TASK DESCRIPTION - Reproduce each line exactly.

RECORD LIST -
▬▬▬▬▬▬▬▬▬▬

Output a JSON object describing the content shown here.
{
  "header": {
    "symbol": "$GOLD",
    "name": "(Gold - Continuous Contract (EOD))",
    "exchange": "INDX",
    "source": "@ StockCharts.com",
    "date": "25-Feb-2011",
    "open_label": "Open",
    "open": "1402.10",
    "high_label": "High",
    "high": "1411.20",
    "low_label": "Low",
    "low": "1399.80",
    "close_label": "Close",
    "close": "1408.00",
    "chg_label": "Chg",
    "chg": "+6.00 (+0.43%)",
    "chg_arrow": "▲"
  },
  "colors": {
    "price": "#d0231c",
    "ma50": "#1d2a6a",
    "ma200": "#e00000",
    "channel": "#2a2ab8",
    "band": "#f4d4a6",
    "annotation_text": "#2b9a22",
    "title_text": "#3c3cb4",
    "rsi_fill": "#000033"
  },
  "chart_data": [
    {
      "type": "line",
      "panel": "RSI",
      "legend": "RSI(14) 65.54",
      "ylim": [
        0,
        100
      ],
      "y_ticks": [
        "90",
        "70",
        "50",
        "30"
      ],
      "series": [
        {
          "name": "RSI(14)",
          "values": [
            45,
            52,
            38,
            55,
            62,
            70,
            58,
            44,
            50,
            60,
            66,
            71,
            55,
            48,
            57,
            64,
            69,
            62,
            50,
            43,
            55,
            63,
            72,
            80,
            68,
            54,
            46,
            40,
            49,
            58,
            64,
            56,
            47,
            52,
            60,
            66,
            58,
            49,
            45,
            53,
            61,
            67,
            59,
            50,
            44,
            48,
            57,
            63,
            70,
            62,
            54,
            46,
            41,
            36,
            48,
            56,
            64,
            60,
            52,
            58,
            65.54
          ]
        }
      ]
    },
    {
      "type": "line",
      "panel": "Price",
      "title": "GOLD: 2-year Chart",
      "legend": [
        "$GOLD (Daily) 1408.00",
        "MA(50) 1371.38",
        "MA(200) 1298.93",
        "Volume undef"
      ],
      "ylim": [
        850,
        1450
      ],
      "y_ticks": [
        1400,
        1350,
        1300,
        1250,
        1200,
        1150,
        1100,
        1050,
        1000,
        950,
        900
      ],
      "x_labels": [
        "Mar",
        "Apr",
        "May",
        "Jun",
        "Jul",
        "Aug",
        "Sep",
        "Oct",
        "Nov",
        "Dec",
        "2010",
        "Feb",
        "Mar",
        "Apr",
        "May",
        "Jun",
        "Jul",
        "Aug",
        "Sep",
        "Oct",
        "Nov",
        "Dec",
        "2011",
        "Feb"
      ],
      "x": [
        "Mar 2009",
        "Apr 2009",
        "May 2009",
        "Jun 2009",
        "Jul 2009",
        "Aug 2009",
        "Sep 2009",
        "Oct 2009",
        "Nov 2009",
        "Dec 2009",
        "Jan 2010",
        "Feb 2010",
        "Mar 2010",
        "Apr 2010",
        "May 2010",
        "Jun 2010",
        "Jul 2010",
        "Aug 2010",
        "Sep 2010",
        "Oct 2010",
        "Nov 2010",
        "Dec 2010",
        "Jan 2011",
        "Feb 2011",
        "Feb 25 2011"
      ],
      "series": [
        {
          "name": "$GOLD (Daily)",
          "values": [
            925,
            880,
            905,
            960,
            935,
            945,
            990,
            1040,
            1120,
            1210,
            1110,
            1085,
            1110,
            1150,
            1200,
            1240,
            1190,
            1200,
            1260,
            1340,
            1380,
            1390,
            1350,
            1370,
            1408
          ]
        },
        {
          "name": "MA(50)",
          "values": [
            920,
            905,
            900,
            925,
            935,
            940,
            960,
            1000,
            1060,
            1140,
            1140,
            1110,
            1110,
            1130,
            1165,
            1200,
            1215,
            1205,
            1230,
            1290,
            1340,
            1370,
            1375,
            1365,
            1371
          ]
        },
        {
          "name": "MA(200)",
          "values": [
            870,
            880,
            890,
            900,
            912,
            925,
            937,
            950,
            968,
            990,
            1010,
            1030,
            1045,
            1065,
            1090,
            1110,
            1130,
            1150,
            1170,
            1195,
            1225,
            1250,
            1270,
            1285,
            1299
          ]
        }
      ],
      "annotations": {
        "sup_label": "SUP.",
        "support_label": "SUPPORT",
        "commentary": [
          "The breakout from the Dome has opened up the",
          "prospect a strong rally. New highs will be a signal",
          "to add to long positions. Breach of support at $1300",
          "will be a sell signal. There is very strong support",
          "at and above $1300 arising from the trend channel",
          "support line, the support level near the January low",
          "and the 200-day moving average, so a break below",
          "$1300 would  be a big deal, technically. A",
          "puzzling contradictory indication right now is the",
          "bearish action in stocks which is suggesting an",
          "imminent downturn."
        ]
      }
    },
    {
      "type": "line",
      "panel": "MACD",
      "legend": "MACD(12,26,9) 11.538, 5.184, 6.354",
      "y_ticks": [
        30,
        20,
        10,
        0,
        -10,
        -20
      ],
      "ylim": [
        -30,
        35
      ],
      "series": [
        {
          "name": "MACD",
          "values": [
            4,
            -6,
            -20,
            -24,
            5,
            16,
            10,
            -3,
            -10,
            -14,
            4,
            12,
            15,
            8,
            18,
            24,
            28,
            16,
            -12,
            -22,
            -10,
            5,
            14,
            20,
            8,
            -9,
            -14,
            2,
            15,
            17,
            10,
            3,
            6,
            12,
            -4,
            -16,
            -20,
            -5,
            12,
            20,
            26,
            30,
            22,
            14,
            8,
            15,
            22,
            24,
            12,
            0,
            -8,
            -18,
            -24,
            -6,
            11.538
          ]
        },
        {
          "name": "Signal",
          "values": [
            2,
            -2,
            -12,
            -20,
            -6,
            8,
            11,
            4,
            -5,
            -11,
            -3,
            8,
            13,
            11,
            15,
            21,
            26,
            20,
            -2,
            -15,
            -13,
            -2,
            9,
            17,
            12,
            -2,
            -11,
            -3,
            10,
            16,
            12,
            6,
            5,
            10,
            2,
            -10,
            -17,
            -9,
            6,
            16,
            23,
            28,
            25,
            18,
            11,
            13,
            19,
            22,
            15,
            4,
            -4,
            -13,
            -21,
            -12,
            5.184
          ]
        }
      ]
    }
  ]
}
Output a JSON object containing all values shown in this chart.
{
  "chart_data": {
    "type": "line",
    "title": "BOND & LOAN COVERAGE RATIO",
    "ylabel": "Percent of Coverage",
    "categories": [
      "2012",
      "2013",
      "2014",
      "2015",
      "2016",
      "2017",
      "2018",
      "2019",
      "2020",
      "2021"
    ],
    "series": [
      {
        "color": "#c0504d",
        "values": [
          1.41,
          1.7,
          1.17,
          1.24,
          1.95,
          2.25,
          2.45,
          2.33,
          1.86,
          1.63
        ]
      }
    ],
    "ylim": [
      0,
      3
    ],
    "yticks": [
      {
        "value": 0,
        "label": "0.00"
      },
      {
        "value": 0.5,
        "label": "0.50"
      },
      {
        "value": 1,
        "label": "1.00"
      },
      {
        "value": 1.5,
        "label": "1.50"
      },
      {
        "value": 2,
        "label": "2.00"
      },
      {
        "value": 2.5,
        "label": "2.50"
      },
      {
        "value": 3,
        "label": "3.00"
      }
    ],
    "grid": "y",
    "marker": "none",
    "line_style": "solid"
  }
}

▬▬▬▬▬▬▬▬▬▬

SOLUTION TO THIS TASK -
Output a JSON object describing the content shown here.
{
  "header": {
    "symbol": "$GOLD",
    "name": "(Gold - Continuous Contract (EOD))",
    "exchange": "INDX",
    "source": "@ StockCharts.com",
    "date": "25-Feb-2011",
    "open_label": "Open",
    "open": "1402.10",
    "high_label": "High",
    "high": "1411.20",
    "low_label": "Low",
    "low": "1399.80",
    "close_label": "Close",
    "close": "1408.00",
    "chg_label": "Chg",
    "chg": "+6.00 (+0.43%)",
    "chg_arrow": "▲"
  },
  "colors": {
    "price": "#d0231c",
    "ma50": "#1d2a6a",
    "ma200": "#e00000",
    "channel": "#2a2ab8",
    "band": "#f4d4a6",
    "annotation_text": "#2b9a22",
    "title_text": "#3c3cb4",
    "rsi_fill": "#000033"
  },
  "chart_data": [
    {
      "type": "line",
      "panel": "RSI",
      "legend": "RSI(14) 65.54",
      "ylim": [
        0,
        100
      ],
      "y_ticks": [
        "90",
        "70",
        "50",
        "30"
      ],
      "series": [
        {
          "name": "RSI(14)",
          "values": [
            45,
            52,
            38,
            55,
            62,
            70,
            58,
            44,
            50,
            60,
            66,
            71,
            55,
            48,
            57,
            64,
            69,
            62,
            50,
            43,
            55,
            63,
            72,
            80,
            68,
            54,
            46,
            40,
            49,
            58,
            64,
            56,
            47,
            52,
            60,
            66,
            58,
            49,
            45,
            53,
            61,
            67,
            59,
            50,
            44,
            48,
            57,
            63,
            70,
            62,
            54,
            46,
            41,
            36,
            48,
            56,
            64,
            60,
            52,
            58,
            65.54
          ]
        }
      ]
    },
    {
      "type": "line",
      "panel": "Price",
      "title": "GOLD: 2-year Chart",
      "legend": [
        "$GOLD (Daily) 1408.00",
        "MA(50) 1371.38",
        "MA(200) 1298.93",
        "Volume undef"
      ],
      "ylim": [
        850,
        1450
      ],
      "y_ticks": [
        1400,
        1350,
        1300,
        1250,
        1200,
        1150,
        1100,
        1050,
        1000,
        950,
        900
      ],
      "x_labels": [
        "Mar",
        "Apr",
        "May",
        "Jun",
        "Jul",
        "Aug",
        "Sep",
        "Oct",
        "Nov",
        "Dec",
        "2010",
        "Feb",
        "Mar",
        "Apr",
        "May",
        "Jun",
        "Jul",
        "Aug",
        "Sep",
        "Oct",
        "Nov",
        "Dec",
        "2011",
        "Feb"
      ],
      "x": [
        "Mar 2009",
        "Apr 2009",
        "May 2009",
        "Jun 2009",
        "Jul 2009",
        "Aug 2009",
        "Sep 2009",
        "Oct 2009",
        "Nov 2009",
        "Dec 2009",
        "Jan 2010",
        "Feb 2010",
        "Mar 2010",
        "Apr 2010",
        "May 2010",
        "Jun 2010",
        "Jul 2010",
        "Aug 2010",
        "Sep 2010",
        "Oct 2010",
        "Nov 2010",
        "Dec 2010",
        "Jan 2011",
        "Feb 2011",
        "Feb 25 2011"
      ],
      "series": [
        {
          "name": "$GOLD (Daily)",
          "values": [
            925,
            880,
            905,
            960,
            935,
            945,
            990,
            1040,
            1120,
            1210,
            1110,
            1085,
            1110,
            1150,
            1200,
            1240,
            1190,
            1200,
            1260,
            1340,
            1380,
            1390,
            1350,
            1370,
            1408
          ]
        },
        {
          "name": "MA(50)",
          "values": [
            920,
            905,
            900,
            925,
            935,
            940,
            960,
            1000,
            1060,
            1140,
            1140,
            1110,
            1110,
            1130,
            1165,
            1200,
            1215,
            1205,
            1230,
            1290,
            1340,
            1370,
            1375,
            1365,
            1371
          ]
        },
        {
          "name": "MA(200)",
          "values": [
            870,
            880,
            890,
            900,
            912,
            925,
            937,
            950,
            968,
            990,
            1010,
            1030,
            1045,
            1065,
            1090,
            1110,
            1130,
            1150,
            1170,
            1195,
            1225,
            1250,
            1270,
            1285,
            1299
          ]
        }
      ],
      "annotations": {
        "sup_label": "SUP.",
        "support_label": "SUPPORT",
        "commentary": [
          "The breakout from the Dome has opened up the",
          "prospect a strong rally. New highs will be a signal",
          "to add to long positions. Breach of support at $1300",
          "will be a sell signal. There is very strong support",
          "at and above $1300 arising from the trend channel",
          "support line, the support level near the January low",
          "and the 200-day moving average, so a break below",
          "$1300 would  be a big deal, technically. A",
          "puzzling contradictory indication right now is the",
          "bearish action in stocks which is suggesting an",
          "imminent downturn."
        ]
      }
    },
    {
      "type": "line",
      "panel": "MACD",
      "legend": "MACD(12,26,9) 11.538, 5.184, 6.354",
      "y_ticks": [
        30,
        20,
        10,
        0,
        -10,
        -20
      ],
      "ylim": [
        -30,
        35
      ],
      "series": [
        {
          "name": "MACD",
          "values": [
            4,
            -6,
            -20,
            -24,
            5,
            16,
            10,
            -3,
            -10,
            -14,
            4,
            12,
            15,
            8,
            18,
            24,
            28,
            16,
            -12,
            -22,
            -10,
            5,
            14,
            20,
            8,
            -9,
            -14,
            2,
            15,
            17,
            10,
            3,
            6,
            12,
            -4,
            -16,
            -20,
            -5,
            12,
            20,
            26,
            30,
            22,
            14,
            8,
            15,
            22,
            24,
            12,
            0,
            -8,
            -18,
            -24,
            -6,
            11.538
          ]
        },
        {
          "name": "Signal",
          "values": [
            2,
            -2,
            -12,
            -20,
            -6,
            8,
            11,
            4,
            -5,
            -11,
            -3,
            8,
            13,
            11,
            15,
            21,
            26,
            20,
            -2,
            -15,
            -13,
            -2,
            9,
            17,
            12,
            -2,
            -11,
            -3,
            10,
            16,
            12,
            6,
            5,
            10,
            2,
            -10,
            -17,
            -9,
            6,
            16,
            23,
            28,
            25,
            18,
            11,
            13,
            19,
            22,
            15,
            4,
            -4,
            -13,
            -21,
            -12,
            5.184
          ]
        }
      ]
    }
  ]
}
Output a JSON object containing all values shown in this chart.
{
  "chart_data": {
    "type": "line",
    "title": "BOND & LOAN COVERAGE RATIO",
    "ylabel": "Percent of Coverage",
    "categories": [
      "2012",
      "2013",
      "2014",
      "2015",
      "2016",
      "2017",
      "2018",
      "2019",
      "2020",
      "2021"
    ],
    "series": [
      {
        "color": "#c0504d",
        "values": [
          1.41,
          1.7,
          1.17,
          1.24,
          1.95,
          2.25,
          2.45,
          2.33,
          1.86,
          1.63
        ]
      }
    ],
    "ylim": [
      0,
      3
    ],
    "yticks": [
      {
        "value": 0,
        "label": "0.00"
      },
      {
        "value": 0.5,
        "label": "0.50"
      },
      {
        "value": 1,
        "label": "1.00"
      },
      {
        "value": 1.5,
        "label": "1.50"
      },
      {
        "value": 2,
        "label": "2.00"
      },
      {
        "value": 2.5,
        "label": "2.50"
      },
      {
        "value": 3,
        "label": "3.00"
      }
    ],
    "grid": "y",
    "marker": "none",
    "line_style": "solid"
  }
}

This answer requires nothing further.